**** Provided data ****

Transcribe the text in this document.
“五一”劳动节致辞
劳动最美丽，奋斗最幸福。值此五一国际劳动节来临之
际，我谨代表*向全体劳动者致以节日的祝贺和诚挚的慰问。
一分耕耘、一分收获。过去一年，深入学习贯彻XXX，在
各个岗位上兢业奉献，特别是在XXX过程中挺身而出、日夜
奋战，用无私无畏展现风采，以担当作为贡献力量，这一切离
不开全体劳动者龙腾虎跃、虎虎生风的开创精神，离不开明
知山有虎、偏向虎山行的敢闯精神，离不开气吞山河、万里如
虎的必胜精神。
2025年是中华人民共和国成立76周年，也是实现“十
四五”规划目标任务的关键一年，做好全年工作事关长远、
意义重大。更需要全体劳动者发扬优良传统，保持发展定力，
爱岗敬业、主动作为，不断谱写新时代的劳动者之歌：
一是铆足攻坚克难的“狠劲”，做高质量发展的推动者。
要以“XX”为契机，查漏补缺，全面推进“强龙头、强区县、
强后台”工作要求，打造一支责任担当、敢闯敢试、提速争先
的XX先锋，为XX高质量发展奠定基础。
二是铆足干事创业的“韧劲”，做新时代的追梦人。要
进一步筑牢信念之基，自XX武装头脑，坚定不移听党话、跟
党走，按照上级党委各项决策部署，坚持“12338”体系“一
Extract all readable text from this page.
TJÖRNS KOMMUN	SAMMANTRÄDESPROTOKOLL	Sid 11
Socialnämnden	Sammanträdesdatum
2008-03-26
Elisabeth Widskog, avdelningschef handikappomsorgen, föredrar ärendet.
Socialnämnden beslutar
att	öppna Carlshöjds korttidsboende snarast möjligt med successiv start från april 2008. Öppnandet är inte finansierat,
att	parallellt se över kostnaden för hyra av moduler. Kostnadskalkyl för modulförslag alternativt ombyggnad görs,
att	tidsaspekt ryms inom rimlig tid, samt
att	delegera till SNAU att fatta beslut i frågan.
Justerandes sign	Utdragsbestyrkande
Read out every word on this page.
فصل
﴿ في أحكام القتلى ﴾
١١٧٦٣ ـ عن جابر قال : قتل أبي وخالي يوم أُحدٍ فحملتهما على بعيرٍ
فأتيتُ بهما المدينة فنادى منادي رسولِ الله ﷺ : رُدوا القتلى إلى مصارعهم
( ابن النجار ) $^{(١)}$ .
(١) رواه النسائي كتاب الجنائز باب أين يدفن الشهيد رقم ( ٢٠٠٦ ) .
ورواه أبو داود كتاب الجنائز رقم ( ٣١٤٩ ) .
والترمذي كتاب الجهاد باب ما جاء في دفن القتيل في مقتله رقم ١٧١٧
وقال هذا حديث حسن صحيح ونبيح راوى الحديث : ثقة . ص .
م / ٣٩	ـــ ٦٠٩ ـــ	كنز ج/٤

****

▶ **The task**
Transcribe every line of the data, exactly as it stands.

▶ **Full answer**
Transcribe the text in this document.
“五一”劳动节致辞
劳动最美丽，奋斗最幸福。值此五一国际劳动节来临之
际，我谨代表*向全体劳动者致以节日的祝贺和诚挚的慰问。
一分耕耘、一分收获。过去一年，深入学习贯彻XXX，在
各个岗位上兢业奉献，特别是在XXX过程中挺身而出、日夜
奋战，用无私无畏展现风采，以担当作为贡献力量，这一切离
不开全体劳动者龙腾虎跃、虎虎生风的开创精神，离不开明
知山有虎、偏向虎山行的敢闯精神，离不开气吞山河、万里如
虎的必胜精神。
2025年是中华人民共和国成立76周年，也是实现“十
四五”规划目标任务的关键一年，做好全年工作事关长远、
意义重大。更需要全体劳动者发扬优良传统，保持发展定力，
爱岗敬业、主动作为，不断谱写新时代的劳动者之歌：
一是铆足攻坚克难的“狠劲”，做高质量发展的推动者。
要以“XX”为契机，查漏补缺，全面推进“强龙头、强区县、
强后台”工作要求，打造一支责任担当、敢闯敢试、提速争先
的XX先锋，为XX高质量发展奠定基础。
二是铆足干事创业的“韧劲”，做新时代的追梦人。要
进一步筑牢信念之基，自XX武装头脑，坚定不移听党话、跟
党走，按照上级党委各项决策部署，坚持“12338”体系“一
Extract all readable text from this page.
TJÖRNS KOMMUN	SAMMANTRÄDESPROTOKOLL	Sid 11
Socialnämnden	Sammanträdesdatum
2008-03-26
Elisabeth Widskog, avdelningschef handikappomsorgen, föredrar ärendet.
Socialnämnden beslutar
att	öppna Carlshöjds korttidsboende snarast möjligt med successiv start från april 2008. Öppnandet är inte finansierat,
att	parallellt se över kostnaden för hyra av moduler. Kostnadskalkyl för modulförslag alternativt ombyggnad görs,
att	tidsaspekt ryms inom rimlig tid, samt
att	delegera till SNAU att fatta beslut i frågan.
Justerandes sign	Utdragsbestyrkande
Read out every word on this page.
فصل
﴿ في أحكام القتلى ﴾
١١٧٦٣ ـ عن جابر قال : قتل أبي وخالي يوم أُحدٍ فحملتهما على بعيرٍ
فأتيتُ بهما المدينة فنادى منادي رسولِ الله ﷺ : رُدوا القتلى إلى مصارعهم
( ابن النجار ) $^{(١)}$ .
(١) رواه النسائي كتاب الجنائز باب أين يدفن الشهيد رقم ( ٢٠٠٦ ) .
ورواه أبو داود كتاب الجنائز رقم ( ٣١٤٩ ) .
والترمذي كتاب الجهاد باب ما جاء في دفن القتيل في مقتله رقم ١٧١٧
وقال هذا حديث حسن صحيح ونبيح راوى الحديث : ثقة . ص .
م / ٣٩	ـــ ٦٠٩ ـــ	كنز ج/٤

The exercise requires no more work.